◆ Set task
Return the listing below verbatim. Pictures do not belong in the copy.

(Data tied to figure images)
┌──

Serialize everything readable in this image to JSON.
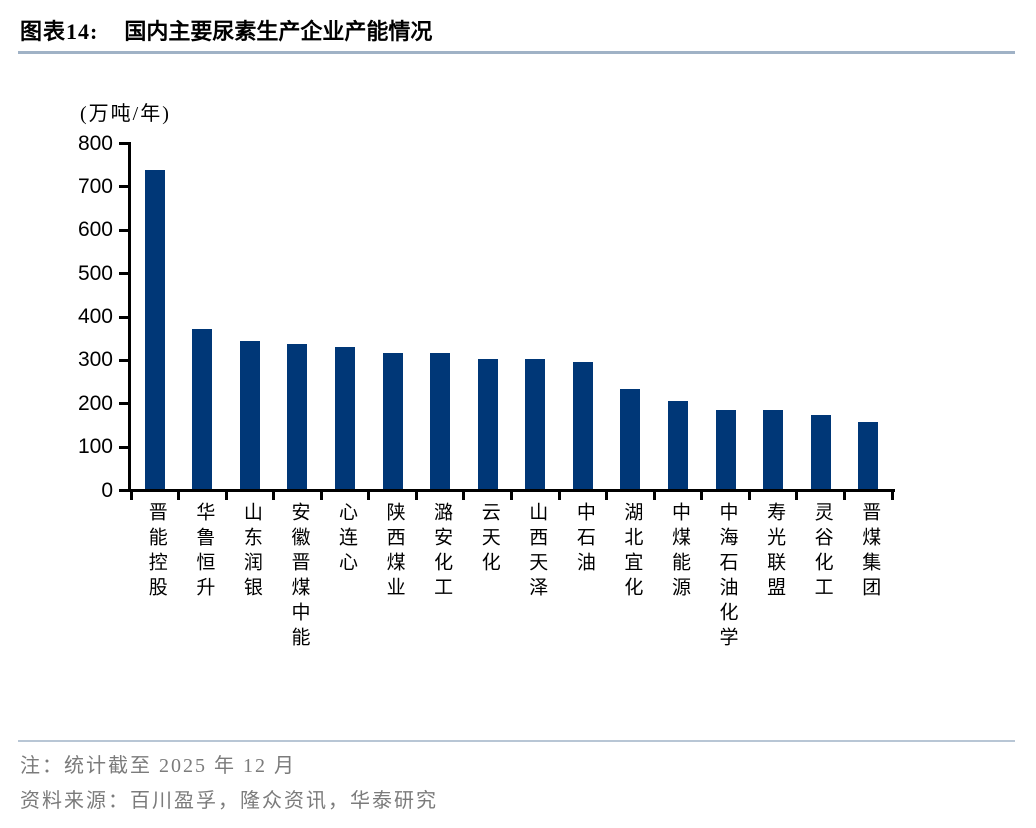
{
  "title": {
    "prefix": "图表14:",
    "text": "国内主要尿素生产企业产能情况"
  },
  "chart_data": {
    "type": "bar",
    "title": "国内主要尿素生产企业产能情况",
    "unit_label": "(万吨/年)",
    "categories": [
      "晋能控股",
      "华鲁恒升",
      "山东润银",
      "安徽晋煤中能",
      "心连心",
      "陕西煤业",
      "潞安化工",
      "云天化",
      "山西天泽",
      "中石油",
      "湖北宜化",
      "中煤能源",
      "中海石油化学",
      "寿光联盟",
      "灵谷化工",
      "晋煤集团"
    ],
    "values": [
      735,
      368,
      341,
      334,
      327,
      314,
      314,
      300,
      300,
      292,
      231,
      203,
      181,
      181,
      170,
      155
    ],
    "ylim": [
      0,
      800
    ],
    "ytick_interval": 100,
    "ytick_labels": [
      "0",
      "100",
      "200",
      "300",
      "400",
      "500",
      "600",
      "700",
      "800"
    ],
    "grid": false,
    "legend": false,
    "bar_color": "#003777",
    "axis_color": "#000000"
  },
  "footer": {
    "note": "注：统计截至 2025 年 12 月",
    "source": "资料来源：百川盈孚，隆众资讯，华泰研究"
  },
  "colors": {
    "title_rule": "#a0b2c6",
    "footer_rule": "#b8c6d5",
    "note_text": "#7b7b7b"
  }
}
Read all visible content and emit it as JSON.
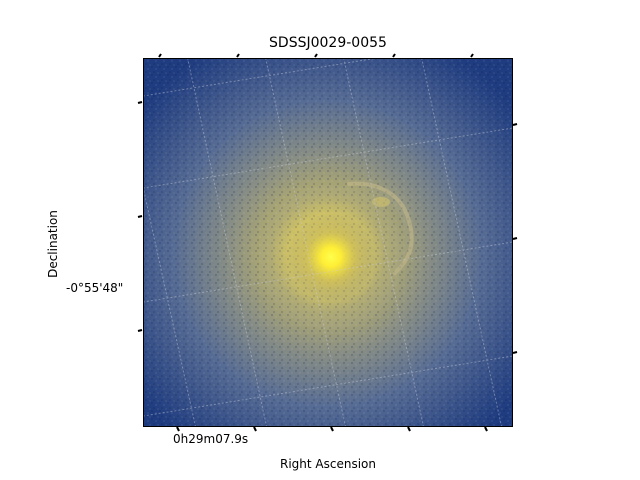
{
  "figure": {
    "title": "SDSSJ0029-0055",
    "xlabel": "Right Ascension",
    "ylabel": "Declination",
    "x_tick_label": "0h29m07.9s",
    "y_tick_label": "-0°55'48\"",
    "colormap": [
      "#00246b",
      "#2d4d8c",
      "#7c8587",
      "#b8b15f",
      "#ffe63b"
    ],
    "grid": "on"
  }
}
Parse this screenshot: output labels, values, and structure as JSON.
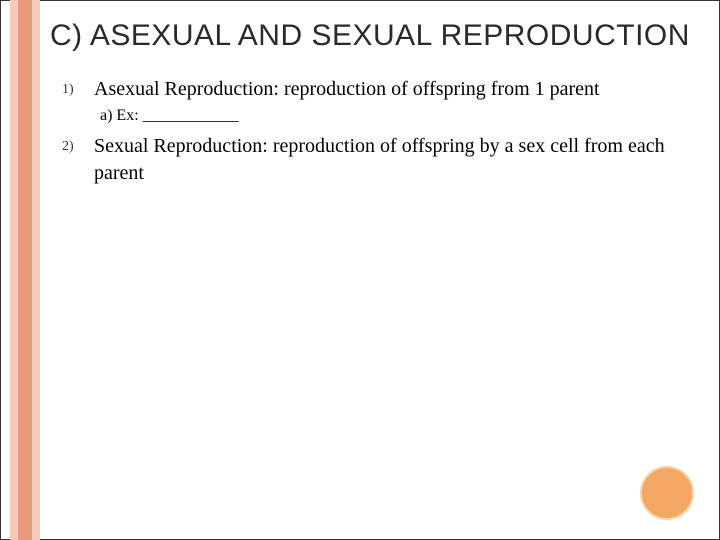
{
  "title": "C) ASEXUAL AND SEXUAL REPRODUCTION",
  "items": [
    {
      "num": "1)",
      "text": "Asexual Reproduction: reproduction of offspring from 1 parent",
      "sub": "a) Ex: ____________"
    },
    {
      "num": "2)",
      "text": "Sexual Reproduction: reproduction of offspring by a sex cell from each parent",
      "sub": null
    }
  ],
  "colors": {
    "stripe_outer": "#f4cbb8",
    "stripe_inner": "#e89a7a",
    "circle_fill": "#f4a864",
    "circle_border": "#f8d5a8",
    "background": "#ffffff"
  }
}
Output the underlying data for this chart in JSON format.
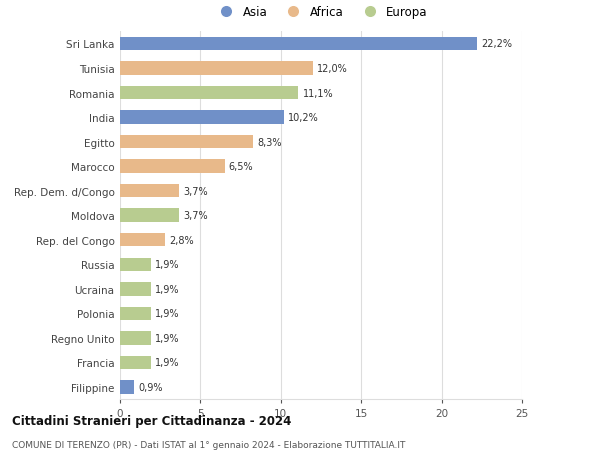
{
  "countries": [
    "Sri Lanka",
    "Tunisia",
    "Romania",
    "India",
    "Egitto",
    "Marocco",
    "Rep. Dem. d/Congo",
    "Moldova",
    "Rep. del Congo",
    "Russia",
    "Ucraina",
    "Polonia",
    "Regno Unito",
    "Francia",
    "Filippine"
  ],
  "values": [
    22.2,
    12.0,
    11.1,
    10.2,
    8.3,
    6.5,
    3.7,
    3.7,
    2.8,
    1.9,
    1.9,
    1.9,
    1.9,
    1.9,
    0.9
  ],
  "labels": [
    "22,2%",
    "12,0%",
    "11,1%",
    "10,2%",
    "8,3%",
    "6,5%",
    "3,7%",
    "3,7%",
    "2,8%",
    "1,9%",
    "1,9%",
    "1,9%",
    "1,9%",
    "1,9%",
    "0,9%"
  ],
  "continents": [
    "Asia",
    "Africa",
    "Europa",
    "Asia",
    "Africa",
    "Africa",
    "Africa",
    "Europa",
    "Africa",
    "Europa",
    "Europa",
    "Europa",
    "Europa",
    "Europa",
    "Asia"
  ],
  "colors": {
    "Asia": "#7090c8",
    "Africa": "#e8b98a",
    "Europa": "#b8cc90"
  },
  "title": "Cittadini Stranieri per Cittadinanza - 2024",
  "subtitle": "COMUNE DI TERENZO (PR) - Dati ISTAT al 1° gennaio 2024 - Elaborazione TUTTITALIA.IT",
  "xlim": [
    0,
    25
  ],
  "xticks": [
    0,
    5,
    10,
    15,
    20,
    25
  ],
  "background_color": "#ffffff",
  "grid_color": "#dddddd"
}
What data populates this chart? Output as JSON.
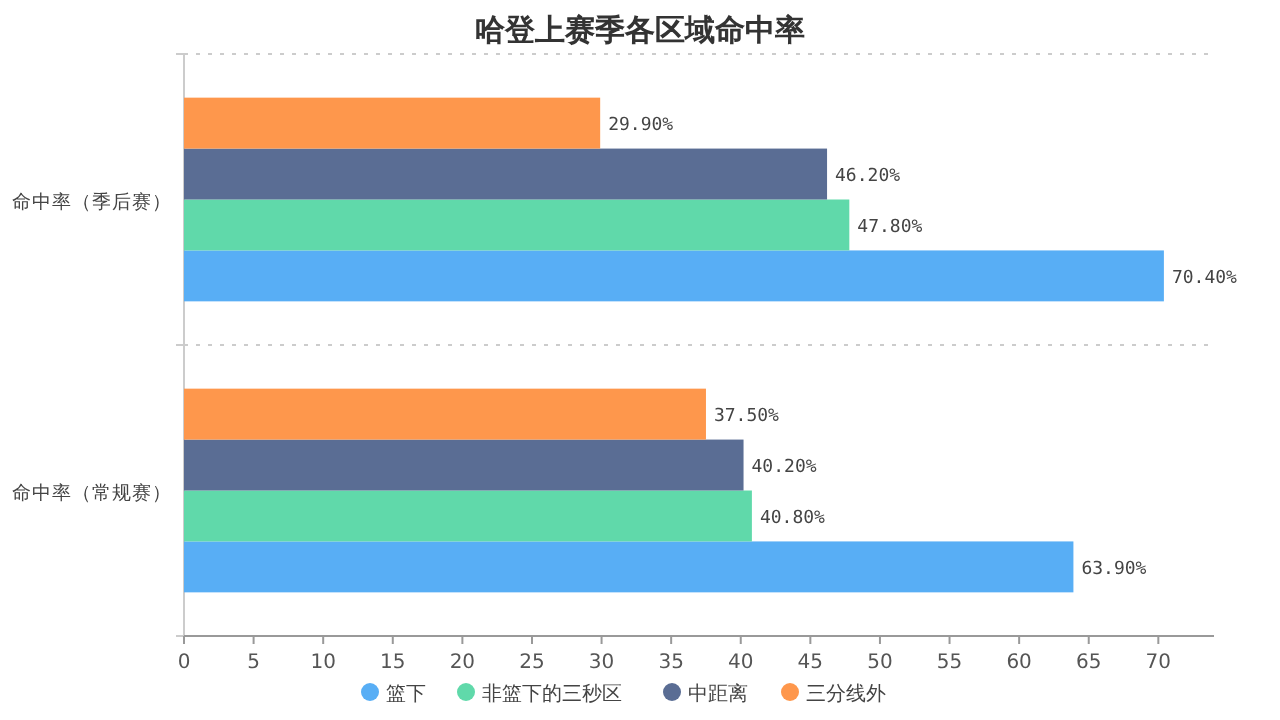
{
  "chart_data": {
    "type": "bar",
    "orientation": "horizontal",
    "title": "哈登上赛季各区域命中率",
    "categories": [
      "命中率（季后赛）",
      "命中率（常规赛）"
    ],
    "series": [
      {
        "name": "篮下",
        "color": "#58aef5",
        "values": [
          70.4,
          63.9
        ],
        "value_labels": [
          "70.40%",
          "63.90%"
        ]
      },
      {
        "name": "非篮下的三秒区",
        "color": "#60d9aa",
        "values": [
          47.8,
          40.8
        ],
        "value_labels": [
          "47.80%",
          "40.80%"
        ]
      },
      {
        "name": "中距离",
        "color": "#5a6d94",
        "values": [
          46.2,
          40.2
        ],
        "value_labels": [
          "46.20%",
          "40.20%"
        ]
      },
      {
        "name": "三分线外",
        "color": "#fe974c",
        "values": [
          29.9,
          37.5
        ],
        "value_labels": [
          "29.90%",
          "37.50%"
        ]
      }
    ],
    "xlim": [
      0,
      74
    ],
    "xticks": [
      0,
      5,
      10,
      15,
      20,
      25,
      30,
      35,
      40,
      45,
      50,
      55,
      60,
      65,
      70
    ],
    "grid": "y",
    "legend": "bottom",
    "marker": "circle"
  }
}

└──

◆ Answer to the exercise
Serialize everything readable in this image to JSON.
{
  "title": {
    "prefix": "图表14:",
    "text": "国内主要尿素生产企业产能情况"
  },
  "chart_data": {
    "type": "bar",
    "title": "国内主要尿素生产企业产能情况",
    "unit_label": "(万吨/年)",
    "categories": [
      "晋能控股",
      "华鲁恒升",
      "山东润银",
      "安徽晋煤中能",
      "心连心",
      "陕西煤业",
      "潞安化工",
      "云天化",
      "山西天泽",
      "中石油",
      "湖北宜化",
      "中煤能源",
      "中海石油化学",
      "寿光联盟",
      "灵谷化工",
      "晋煤集团"
    ],
    "values": [
      735,
      368,
      341,
      334,
      327,
      314,
      314,
      300,
      300,
      292,
      231,
      203,
      181,
      181,
      170,
      155
    ],
    "ylim": [
      0,
      800
    ],
    "ytick_interval": 100,
    "ytick_labels": [
      "0",
      "100",
      "200",
      "300",
      "400",
      "500",
      "600",
      "700",
      "800"
    ],
    "grid": false,
    "legend": false,
    "bar_color": "#003777",
    "axis_color": "#000000"
  },
  "footer": {
    "note": "注：统计截至 2025 年 12 月",
    "source": "资料来源：百川盈孚，隆众资讯，华泰研究"
  },
  "colors": {
    "title_rule": "#a0b2c6",
    "footer_rule": "#b8c6d5",
    "note_text": "#7b7b7b"
  }
}
Read all visible content and emit it as JSON.
{
  "figure": {
    "title": "SDSSJ0029-0055",
    "xlabel": "Right Ascension",
    "ylabel": "Declination",
    "x_tick_label": "0h29m07.9s",
    "y_tick_label": "-0°55'48\"",
    "colormap": [
      "#00246b",
      "#2d4d8c",
      "#7c8587",
      "#b8b15f",
      "#ffe63b"
    ],
    "grid": "on"
  }
}
Parse this screenshot: output labels, values, and structure as JSON.
{
  "title": "C) ASEXUAL AND SEXUAL REPRODUCTION",
  "items": [
    {
      "num": "1)",
      "text": "Asexual Reproduction: reproduction of offspring from 1 parent",
      "sub": "a) Ex: ____________"
    },
    {
      "num": "2)",
      "text": "Sexual Reproduction: reproduction of offspring by a sex cell from each parent",
      "sub": null
    }
  ],
  "colors": {
    "stripe_outer": "#f4cbb8",
    "stripe_inner": "#e89a7a",
    "circle_fill": "#f4a864",
    "circle_border": "#f8d5a8",
    "background": "#ffffff"
  }
}
Output the underlying data for this chart in JSON format.
{
  "countries": [
    "Sri Lanka",
    "Tunisia",
    "Romania",
    "India",
    "Egitto",
    "Marocco",
    "Rep. Dem. d/Congo",
    "Moldova",
    "Rep. del Congo",
    "Russia",
    "Ucraina",
    "Polonia",
    "Regno Unito",
    "Francia",
    "Filippine"
  ],
  "values": [
    22.2,
    12.0,
    11.1,
    10.2,
    8.3,
    6.5,
    3.7,
    3.7,
    2.8,
    1.9,
    1.9,
    1.9,
    1.9,
    1.9,
    0.9
  ],
  "labels": [
    "22,2%",
    "12,0%",
    "11,1%",
    "10,2%",
    "8,3%",
    "6,5%",
    "3,7%",
    "3,7%",
    "2,8%",
    "1,9%",
    "1,9%",
    "1,9%",
    "1,9%",
    "1,9%",
    "0,9%"
  ],
  "continents": [
    "Asia",
    "Africa",
    "Europa",
    "Asia",
    "Africa",
    "Africa",
    "Africa",
    "Europa",
    "Africa",
    "Europa",
    "Europa",
    "Europa",
    "Europa",
    "Europa",
    "Asia"
  ],
  "colors": {
    "Asia": "#7090c8",
    "Africa": "#e8b98a",
    "Europa": "#b8cc90"
  },
  "title": "Cittadini Stranieri per Cittadinanza - 2024",
  "subtitle": "COMUNE DI TERENZO (PR) - Dati ISTAT al 1° gennaio 2024 - Elaborazione TUTTITALIA.IT",
  "xlim": [
    0,
    25
  ],
  "xticks": [
    0,
    5,
    10,
    15,
    20,
    25
  ],
  "background_color": "#ffffff",
  "grid_color": "#dddddd"
}
What data populates this chart? Output as JSON.
{
  "chart_data": {
    "type": "bar",
    "orientation": "horizontal",
    "title": "哈登上赛季各区域命中率",
    "categories": [
      "命中率（季后赛）",
      "命中率（常规赛）"
    ],
    "series": [
      {
        "name": "篮下",
        "color": "#58aef5",
        "values": [
          70.4,
          63.9
        ],
        "value_labels": [
          "70.40%",
          "63.90%"
        ]
      },
      {
        "name": "非篮下的三秒区",
        "color": "#60d9aa",
        "values": [
          47.8,
          40.8
        ],
        "value_labels": [
          "47.80%",
          "40.80%"
        ]
      },
      {
        "name": "中距离",
        "color": "#5a6d94",
        "values": [
          46.2,
          40.2
        ],
        "value_labels": [
          "46.20%",
          "40.20%"
        ]
      },
      {
        "name": "三分线外",
        "color": "#fe974c",
        "values": [
          29.9,
          37.5
        ],
        "value_labels": [
          "29.90%",
          "37.50%"
        ]
      }
    ],
    "xlim": [
      0,
      74
    ],
    "xticks": [
      0,
      5,
      10,
      15,
      20,
      25,
      30,
      35,
      40,
      45,
      50,
      55,
      60,
      65,
      70
    ],
    "grid": "y",
    "legend": "bottom",
    "marker": "circle"
  }
}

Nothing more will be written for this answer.